Omit the images, then print each record below exactly as it reads.

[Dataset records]
>> Start

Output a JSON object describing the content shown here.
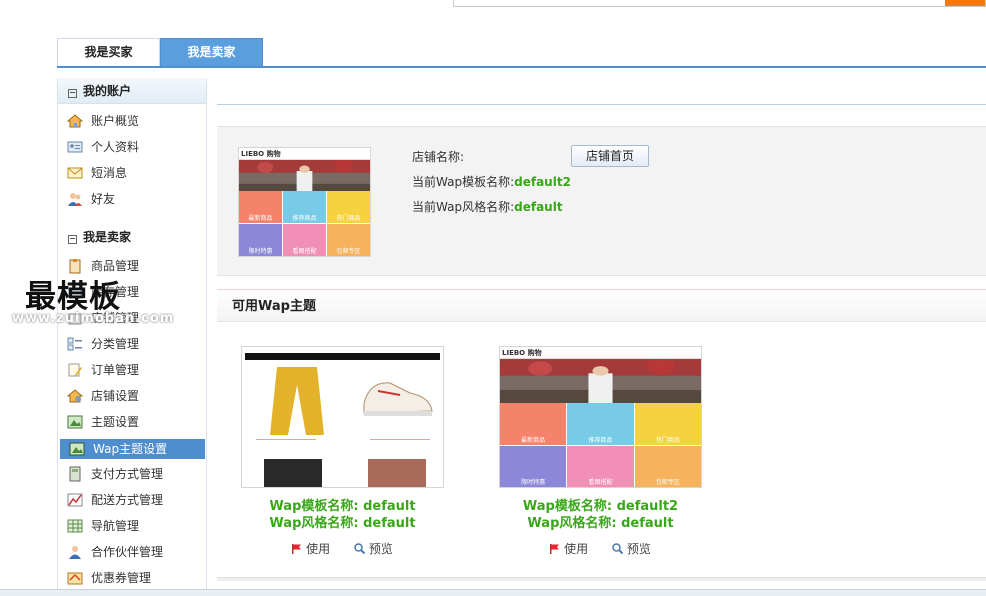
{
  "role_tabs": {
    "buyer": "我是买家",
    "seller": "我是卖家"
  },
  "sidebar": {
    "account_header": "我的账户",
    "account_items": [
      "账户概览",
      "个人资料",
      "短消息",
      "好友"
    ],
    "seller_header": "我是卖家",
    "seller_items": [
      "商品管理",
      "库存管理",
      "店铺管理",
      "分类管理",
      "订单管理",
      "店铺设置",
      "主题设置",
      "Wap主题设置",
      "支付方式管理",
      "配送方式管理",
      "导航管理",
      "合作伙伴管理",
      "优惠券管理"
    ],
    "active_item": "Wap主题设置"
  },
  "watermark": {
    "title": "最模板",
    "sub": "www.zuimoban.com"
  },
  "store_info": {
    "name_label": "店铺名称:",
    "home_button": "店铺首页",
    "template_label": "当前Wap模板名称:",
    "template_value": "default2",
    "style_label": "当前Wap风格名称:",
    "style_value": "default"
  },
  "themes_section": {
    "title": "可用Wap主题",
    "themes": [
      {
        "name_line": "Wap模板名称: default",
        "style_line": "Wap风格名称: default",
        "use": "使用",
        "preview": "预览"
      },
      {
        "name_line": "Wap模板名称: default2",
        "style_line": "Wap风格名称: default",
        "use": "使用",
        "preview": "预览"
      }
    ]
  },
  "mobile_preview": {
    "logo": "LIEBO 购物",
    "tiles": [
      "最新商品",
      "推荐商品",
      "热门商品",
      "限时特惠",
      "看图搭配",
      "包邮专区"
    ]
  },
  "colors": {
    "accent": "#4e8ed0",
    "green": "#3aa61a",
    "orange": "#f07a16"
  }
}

>> End

Solution ▸
Output a JSON object describing the content shown here.
{
  "role_tabs": {
    "buyer": "我是买家",
    "seller": "我是卖家"
  },
  "sidebar": {
    "account_header": "我的账户",
    "account_items": [
      "账户概览",
      "个人资料",
      "短消息",
      "好友"
    ],
    "seller_header": "我是卖家",
    "seller_items": [
      "商品管理",
      "库存管理",
      "店铺管理",
      "分类管理",
      "订单管理",
      "店铺设置",
      "主题设置",
      "Wap主题设置",
      "支付方式管理",
      "配送方式管理",
      "导航管理",
      "合作伙伴管理",
      "优惠券管理"
    ],
    "active_item": "Wap主题设置"
  },
  "watermark": {
    "title": "最模板",
    "sub": "www.zuimoban.com"
  },
  "store_info": {
    "name_label": "店铺名称:",
    "home_button": "店铺首页",
    "template_label": "当前Wap模板名称:",
    "template_value": "default2",
    "style_label": "当前Wap风格名称:",
    "style_value": "default"
  },
  "themes_section": {
    "title": "可用Wap主题",
    "themes": [
      {
        "name_line": "Wap模板名称: default",
        "style_line": "Wap风格名称: default",
        "use": "使用",
        "preview": "预览"
      },
      {
        "name_line": "Wap模板名称: default2",
        "style_line": "Wap风格名称: default",
        "use": "使用",
        "preview": "预览"
      }
    ]
  },
  "mobile_preview": {
    "logo": "LIEBO 购物",
    "tiles": [
      "最新商品",
      "推荐商品",
      "热门商品",
      "限时特惠",
      "看图搭配",
      "包邮专区"
    ]
  },
  "colors": {
    "accent": "#4e8ed0",
    "green": "#3aa61a",
    "orange": "#f07a16"
  }
}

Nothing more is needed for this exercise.